** Work to be completed **
Every line with the string "band" should be gathered.

Data entries
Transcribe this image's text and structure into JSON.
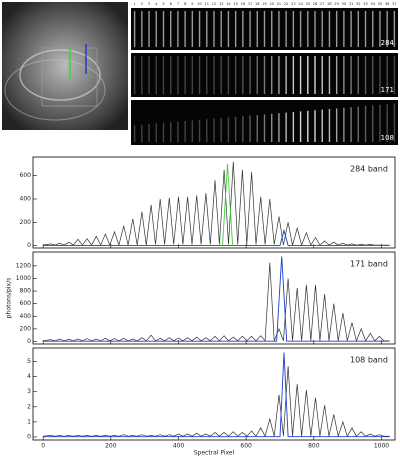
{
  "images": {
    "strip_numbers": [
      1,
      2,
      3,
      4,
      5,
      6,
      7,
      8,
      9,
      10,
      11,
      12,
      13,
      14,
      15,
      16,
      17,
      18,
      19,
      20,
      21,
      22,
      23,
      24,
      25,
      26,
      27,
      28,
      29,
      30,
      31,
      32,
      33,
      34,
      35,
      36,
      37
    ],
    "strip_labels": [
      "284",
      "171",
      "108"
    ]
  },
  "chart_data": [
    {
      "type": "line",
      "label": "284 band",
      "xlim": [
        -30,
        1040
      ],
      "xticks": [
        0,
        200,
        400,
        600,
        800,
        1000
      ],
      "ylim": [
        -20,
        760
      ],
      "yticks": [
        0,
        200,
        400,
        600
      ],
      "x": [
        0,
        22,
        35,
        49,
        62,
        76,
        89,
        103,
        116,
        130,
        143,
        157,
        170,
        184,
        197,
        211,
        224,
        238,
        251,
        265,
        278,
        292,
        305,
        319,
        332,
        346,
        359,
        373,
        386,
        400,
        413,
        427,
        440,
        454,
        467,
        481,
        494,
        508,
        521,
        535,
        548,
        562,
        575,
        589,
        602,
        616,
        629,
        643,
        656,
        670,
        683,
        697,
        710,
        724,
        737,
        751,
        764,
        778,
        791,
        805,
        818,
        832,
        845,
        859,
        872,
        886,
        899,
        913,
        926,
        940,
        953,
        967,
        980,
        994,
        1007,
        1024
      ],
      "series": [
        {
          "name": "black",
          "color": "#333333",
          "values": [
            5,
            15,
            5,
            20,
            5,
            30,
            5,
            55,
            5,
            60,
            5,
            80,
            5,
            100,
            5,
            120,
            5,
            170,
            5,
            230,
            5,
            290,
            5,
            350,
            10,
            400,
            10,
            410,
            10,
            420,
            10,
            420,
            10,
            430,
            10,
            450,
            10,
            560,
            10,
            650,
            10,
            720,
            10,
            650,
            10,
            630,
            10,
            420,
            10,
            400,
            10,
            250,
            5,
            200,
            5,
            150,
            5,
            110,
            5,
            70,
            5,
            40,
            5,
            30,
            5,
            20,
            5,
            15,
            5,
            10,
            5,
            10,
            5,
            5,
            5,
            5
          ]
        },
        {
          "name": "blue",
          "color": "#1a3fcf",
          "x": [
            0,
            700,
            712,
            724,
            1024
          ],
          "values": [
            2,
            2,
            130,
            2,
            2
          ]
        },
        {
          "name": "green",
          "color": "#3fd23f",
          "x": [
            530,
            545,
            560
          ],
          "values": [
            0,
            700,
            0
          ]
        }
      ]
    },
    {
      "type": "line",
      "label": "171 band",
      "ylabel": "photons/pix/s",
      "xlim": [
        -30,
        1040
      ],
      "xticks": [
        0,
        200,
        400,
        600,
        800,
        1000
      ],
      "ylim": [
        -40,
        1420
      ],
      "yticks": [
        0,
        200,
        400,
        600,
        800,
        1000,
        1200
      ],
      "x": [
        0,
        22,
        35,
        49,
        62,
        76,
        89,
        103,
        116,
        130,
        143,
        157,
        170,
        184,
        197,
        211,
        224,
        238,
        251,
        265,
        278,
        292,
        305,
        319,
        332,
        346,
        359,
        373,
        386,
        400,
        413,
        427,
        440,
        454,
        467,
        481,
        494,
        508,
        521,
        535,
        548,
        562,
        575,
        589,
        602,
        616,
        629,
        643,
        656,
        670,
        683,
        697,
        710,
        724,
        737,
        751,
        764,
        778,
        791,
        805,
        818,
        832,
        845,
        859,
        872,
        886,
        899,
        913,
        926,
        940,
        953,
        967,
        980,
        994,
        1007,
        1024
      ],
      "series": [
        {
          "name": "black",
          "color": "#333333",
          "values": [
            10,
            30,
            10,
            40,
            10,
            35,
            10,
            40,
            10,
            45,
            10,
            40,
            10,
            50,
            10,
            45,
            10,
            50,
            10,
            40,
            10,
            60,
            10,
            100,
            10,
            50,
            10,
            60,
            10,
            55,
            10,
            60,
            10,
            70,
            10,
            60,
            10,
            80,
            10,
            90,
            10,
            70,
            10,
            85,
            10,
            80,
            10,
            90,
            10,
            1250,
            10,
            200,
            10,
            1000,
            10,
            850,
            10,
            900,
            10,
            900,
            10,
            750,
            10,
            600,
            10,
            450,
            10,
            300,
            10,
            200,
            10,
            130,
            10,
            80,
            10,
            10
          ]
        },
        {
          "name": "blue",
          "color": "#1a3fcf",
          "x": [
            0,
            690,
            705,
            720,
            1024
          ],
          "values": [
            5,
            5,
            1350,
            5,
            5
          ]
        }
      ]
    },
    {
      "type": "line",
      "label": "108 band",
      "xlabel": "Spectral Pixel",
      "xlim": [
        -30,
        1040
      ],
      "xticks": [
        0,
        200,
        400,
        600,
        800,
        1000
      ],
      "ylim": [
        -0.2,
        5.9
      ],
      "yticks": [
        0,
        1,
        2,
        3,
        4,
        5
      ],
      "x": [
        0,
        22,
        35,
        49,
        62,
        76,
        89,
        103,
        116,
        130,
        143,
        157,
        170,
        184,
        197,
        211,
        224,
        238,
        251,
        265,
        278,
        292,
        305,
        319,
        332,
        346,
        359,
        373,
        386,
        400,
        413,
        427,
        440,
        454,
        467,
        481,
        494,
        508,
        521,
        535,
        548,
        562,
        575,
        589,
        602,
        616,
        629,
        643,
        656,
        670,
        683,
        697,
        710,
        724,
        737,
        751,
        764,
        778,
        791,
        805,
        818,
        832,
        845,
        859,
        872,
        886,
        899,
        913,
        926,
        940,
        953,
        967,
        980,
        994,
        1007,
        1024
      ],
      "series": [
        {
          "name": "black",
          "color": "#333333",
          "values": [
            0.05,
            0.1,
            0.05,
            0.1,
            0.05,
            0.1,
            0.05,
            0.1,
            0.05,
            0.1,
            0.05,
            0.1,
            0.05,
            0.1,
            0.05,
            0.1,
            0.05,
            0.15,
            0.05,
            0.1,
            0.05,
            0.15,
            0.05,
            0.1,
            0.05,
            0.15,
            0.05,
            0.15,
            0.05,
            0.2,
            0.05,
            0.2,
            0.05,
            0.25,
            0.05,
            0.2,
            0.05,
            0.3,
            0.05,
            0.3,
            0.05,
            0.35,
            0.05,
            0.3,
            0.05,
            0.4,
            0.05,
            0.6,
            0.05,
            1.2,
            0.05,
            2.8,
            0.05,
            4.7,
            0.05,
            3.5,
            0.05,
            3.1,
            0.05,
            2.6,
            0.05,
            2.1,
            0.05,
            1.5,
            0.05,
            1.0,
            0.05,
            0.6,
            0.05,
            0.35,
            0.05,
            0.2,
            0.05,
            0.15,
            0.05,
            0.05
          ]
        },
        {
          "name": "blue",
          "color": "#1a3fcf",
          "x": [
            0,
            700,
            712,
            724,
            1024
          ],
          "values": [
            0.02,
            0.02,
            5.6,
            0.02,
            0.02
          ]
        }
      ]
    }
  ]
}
==
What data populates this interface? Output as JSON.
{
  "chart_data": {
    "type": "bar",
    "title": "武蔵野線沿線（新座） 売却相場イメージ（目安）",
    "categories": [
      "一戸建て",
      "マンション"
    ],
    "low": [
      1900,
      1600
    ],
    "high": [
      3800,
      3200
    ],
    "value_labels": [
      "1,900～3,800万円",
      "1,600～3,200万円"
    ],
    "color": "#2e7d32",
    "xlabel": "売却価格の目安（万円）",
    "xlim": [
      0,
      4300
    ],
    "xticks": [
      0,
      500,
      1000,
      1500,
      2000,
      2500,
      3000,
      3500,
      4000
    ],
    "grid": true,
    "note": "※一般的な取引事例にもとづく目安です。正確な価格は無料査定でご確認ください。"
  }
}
---
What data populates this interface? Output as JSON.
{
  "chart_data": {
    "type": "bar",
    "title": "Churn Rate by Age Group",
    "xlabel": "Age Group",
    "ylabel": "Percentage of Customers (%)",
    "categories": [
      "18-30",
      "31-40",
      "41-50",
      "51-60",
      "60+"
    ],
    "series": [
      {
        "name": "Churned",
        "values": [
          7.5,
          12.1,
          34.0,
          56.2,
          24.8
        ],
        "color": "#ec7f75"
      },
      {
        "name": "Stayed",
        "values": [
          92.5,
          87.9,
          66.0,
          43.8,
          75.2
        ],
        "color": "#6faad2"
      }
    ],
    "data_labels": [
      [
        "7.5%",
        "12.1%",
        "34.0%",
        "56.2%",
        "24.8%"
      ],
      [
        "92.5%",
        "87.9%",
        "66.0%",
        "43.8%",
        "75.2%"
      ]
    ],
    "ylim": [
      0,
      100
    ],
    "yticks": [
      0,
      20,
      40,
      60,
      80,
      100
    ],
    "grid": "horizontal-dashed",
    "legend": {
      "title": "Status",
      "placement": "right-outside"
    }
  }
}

** Solution below **
      "label": "284 band",
      "label": "171 band",
      "label": "108 band",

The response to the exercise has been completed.